(DIRECTIONS FOR THIS TASK): From the listing below, extract every line in which the word "SDTVAR" appears.

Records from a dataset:
---------------
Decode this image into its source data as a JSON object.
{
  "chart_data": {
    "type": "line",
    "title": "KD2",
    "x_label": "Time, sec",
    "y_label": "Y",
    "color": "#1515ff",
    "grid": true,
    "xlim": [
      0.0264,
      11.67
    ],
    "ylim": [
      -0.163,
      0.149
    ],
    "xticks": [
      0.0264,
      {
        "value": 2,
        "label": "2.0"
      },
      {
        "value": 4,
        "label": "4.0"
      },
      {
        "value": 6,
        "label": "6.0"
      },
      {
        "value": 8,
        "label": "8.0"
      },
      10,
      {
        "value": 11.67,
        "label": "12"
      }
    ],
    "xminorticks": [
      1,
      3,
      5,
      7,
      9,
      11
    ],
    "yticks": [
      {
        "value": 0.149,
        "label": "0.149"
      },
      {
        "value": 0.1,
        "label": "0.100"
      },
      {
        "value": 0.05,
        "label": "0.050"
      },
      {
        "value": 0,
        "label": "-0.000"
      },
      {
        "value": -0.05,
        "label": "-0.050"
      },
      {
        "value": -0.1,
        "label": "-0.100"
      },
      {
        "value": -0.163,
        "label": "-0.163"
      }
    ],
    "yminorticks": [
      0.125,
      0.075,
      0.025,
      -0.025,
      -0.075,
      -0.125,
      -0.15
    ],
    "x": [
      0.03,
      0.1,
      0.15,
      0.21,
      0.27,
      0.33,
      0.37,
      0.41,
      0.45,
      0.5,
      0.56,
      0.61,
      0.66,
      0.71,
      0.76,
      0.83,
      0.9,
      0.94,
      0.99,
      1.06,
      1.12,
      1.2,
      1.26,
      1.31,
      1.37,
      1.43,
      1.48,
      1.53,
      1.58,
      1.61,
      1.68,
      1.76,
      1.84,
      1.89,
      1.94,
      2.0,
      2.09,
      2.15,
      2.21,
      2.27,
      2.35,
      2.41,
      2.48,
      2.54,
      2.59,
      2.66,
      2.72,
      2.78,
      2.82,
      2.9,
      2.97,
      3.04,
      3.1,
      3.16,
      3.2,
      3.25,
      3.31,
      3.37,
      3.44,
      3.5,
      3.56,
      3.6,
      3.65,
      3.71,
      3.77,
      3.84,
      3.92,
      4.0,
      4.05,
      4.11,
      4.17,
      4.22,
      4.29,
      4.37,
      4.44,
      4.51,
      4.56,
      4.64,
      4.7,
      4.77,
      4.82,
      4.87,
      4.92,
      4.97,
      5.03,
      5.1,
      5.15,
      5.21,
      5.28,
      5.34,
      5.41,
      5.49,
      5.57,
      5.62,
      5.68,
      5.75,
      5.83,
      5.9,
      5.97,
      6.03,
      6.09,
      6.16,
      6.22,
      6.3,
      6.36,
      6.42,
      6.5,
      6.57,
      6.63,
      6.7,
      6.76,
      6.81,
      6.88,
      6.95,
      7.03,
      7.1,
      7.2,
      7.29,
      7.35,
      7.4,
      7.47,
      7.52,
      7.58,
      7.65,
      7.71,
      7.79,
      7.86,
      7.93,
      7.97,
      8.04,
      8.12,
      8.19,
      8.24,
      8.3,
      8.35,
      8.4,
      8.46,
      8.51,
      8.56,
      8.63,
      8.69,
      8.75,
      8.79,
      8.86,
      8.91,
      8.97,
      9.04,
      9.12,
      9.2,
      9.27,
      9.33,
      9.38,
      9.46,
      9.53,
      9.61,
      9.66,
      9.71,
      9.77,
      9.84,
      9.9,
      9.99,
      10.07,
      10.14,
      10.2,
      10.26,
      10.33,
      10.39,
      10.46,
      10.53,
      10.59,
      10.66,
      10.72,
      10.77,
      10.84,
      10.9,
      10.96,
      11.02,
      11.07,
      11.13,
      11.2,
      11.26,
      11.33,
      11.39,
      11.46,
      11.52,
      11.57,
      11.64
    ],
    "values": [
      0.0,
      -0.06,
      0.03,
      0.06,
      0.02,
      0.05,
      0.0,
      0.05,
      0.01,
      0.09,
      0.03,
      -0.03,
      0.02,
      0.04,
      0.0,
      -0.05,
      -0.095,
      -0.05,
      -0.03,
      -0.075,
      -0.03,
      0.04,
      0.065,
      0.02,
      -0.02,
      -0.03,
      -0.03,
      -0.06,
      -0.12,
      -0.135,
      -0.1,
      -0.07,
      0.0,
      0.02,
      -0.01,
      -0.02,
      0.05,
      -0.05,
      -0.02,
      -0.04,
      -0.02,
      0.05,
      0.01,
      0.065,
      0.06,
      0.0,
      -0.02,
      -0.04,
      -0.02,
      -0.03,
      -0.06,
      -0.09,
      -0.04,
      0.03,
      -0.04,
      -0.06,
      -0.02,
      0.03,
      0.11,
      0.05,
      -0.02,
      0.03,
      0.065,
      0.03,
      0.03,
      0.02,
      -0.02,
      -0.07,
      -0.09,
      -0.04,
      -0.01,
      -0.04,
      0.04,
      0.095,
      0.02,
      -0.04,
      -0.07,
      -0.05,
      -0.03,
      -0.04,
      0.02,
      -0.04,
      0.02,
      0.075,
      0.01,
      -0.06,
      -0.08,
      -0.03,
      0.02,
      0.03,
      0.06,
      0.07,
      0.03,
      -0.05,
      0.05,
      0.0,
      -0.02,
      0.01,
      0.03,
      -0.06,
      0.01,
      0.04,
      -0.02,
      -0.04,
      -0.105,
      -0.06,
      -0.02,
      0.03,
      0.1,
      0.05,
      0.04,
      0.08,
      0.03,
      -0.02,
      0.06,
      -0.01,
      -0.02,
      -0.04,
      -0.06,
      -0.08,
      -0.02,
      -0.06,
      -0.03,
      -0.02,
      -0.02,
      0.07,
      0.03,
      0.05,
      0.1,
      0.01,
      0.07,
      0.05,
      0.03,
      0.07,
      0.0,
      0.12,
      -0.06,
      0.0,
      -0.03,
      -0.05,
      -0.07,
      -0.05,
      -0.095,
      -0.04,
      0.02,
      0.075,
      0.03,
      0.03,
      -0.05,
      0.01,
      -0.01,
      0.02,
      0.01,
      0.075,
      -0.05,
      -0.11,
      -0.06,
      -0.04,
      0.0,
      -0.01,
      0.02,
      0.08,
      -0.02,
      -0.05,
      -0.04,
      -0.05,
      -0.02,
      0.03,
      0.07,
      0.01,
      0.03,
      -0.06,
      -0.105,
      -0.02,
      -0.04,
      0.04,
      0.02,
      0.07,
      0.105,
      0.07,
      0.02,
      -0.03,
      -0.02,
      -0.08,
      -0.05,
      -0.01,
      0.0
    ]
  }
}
---------------
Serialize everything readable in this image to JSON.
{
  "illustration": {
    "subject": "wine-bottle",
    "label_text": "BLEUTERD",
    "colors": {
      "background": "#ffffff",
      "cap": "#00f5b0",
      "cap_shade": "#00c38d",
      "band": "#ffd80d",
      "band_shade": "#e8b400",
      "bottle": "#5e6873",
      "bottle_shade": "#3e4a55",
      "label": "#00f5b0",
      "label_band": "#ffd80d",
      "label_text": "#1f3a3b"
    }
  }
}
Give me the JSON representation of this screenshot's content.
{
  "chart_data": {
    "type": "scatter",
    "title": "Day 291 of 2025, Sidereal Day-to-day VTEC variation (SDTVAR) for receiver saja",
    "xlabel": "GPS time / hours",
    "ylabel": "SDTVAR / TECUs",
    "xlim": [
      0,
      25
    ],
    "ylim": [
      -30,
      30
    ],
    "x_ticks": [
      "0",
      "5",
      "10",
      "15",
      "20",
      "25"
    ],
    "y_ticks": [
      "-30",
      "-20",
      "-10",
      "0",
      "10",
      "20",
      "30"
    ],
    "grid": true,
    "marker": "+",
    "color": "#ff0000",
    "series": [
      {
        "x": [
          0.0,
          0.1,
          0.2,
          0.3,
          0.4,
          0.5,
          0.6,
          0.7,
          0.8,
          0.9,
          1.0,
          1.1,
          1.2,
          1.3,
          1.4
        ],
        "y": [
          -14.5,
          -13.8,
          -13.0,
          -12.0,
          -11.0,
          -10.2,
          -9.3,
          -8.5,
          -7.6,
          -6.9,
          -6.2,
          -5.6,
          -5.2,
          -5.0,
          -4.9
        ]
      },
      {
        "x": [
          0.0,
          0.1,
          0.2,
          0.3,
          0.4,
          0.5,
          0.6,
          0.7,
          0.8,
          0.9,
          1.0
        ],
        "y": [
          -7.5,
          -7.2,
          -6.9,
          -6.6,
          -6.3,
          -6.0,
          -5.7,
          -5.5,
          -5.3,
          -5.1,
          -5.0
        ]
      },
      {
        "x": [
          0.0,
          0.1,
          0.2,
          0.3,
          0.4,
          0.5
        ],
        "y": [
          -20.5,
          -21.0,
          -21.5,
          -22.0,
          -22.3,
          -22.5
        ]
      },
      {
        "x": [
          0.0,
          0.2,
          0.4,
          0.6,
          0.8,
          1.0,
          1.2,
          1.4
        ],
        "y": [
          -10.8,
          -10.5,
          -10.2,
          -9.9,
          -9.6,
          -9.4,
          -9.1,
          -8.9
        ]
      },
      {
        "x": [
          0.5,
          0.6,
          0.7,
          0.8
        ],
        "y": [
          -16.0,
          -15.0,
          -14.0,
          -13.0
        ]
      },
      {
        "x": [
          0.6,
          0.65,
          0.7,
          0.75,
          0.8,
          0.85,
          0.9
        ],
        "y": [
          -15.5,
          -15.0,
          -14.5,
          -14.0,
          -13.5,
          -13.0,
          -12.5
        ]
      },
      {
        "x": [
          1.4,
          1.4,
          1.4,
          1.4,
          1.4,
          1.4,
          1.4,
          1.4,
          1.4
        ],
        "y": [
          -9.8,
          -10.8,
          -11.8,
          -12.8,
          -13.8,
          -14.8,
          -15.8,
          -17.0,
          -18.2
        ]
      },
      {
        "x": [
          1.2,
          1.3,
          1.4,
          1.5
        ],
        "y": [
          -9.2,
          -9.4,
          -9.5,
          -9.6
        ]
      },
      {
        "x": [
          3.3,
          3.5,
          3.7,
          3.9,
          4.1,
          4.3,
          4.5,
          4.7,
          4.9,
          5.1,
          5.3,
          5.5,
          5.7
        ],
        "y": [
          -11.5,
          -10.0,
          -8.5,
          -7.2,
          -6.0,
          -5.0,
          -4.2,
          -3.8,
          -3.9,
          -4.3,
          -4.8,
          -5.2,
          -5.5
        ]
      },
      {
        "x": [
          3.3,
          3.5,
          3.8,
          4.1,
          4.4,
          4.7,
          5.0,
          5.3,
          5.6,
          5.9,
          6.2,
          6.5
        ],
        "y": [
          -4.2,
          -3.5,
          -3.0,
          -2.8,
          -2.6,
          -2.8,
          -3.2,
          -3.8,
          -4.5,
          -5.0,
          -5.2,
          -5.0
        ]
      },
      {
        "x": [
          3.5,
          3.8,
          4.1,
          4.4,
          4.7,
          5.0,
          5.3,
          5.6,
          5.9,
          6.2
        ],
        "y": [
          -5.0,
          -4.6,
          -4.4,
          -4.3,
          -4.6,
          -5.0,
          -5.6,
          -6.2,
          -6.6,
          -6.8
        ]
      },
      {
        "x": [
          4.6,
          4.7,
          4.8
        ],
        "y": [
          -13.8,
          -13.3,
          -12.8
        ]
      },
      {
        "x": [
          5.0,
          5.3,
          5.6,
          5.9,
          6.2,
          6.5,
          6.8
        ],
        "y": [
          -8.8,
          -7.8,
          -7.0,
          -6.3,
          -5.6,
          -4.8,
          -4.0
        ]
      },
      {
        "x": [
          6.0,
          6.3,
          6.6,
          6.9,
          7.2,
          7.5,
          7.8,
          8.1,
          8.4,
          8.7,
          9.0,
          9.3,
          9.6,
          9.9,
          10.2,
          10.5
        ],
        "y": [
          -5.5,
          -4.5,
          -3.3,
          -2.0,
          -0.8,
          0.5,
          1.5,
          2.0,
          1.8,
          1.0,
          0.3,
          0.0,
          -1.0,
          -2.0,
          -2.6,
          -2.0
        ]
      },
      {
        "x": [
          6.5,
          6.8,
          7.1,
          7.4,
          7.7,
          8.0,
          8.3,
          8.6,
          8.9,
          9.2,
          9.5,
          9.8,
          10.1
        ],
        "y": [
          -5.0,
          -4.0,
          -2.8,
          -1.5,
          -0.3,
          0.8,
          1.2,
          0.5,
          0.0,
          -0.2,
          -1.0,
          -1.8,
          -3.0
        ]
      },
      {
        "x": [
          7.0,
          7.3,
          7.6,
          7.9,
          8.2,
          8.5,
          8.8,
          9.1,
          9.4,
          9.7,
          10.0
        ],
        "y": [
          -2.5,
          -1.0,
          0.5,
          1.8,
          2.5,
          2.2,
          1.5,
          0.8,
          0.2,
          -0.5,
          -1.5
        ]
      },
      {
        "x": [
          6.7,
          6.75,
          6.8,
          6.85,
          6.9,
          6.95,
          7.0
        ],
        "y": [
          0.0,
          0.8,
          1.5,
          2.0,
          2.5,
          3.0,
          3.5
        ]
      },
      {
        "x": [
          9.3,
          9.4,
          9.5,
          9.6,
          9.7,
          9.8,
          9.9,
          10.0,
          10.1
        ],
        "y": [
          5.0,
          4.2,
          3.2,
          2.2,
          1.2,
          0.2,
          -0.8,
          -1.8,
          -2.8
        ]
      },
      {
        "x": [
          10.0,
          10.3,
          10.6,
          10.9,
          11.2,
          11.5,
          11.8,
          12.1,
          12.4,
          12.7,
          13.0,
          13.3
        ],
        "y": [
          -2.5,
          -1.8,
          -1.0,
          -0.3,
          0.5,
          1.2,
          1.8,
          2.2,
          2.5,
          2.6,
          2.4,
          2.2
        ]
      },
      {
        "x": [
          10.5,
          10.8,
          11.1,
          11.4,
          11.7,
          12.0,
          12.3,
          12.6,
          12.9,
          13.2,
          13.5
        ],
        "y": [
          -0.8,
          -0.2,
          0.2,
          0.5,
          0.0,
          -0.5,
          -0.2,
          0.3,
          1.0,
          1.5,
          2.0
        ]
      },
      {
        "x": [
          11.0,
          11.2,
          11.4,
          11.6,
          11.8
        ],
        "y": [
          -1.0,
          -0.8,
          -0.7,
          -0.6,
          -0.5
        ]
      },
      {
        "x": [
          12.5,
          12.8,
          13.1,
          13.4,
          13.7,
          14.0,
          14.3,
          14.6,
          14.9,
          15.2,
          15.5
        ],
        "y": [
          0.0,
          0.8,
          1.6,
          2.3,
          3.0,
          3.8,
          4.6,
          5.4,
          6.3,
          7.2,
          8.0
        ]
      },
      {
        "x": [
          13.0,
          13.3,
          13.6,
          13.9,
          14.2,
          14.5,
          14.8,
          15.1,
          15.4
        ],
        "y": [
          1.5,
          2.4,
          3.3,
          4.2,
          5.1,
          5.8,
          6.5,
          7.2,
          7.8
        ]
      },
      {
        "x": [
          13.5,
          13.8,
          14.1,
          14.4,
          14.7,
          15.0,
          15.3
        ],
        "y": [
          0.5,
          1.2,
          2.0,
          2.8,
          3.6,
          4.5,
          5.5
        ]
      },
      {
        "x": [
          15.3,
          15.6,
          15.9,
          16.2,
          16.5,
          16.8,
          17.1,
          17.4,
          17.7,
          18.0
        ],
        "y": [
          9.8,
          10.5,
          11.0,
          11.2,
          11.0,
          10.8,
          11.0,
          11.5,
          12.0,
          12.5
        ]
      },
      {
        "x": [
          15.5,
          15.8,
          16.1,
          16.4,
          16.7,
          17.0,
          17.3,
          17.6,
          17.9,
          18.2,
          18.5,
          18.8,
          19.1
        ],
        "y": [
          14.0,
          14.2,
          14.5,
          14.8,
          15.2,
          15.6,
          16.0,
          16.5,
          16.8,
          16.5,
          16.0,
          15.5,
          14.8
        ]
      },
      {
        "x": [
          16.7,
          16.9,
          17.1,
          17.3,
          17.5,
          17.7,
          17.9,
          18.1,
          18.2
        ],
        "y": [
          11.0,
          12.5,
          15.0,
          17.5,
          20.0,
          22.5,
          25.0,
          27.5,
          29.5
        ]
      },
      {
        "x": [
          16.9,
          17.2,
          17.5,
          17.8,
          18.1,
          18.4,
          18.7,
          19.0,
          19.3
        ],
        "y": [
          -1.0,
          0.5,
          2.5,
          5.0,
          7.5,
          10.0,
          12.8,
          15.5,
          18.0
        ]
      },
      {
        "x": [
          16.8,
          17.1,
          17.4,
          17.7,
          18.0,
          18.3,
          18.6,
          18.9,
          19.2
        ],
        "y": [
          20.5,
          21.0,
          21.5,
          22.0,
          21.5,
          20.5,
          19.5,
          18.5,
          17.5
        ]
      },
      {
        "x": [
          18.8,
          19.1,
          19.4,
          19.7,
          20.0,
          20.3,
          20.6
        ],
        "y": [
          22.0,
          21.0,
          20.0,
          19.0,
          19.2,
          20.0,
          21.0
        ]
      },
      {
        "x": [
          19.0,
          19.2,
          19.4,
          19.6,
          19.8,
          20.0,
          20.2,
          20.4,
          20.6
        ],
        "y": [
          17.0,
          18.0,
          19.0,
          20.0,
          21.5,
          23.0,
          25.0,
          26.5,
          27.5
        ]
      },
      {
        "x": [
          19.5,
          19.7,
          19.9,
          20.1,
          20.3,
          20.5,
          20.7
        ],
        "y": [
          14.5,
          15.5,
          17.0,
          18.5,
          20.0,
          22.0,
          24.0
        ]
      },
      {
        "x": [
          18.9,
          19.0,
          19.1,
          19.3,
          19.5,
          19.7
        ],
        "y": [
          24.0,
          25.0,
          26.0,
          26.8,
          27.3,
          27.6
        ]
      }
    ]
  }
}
---------------
(ANSWER TO THE PROBLEM):
    "title": "Day 291 of 2025, Sidereal Day-to-day VTEC variation (SDTVAR) for receiver saja",
    "ylabel": "SDTVAR / TECUs",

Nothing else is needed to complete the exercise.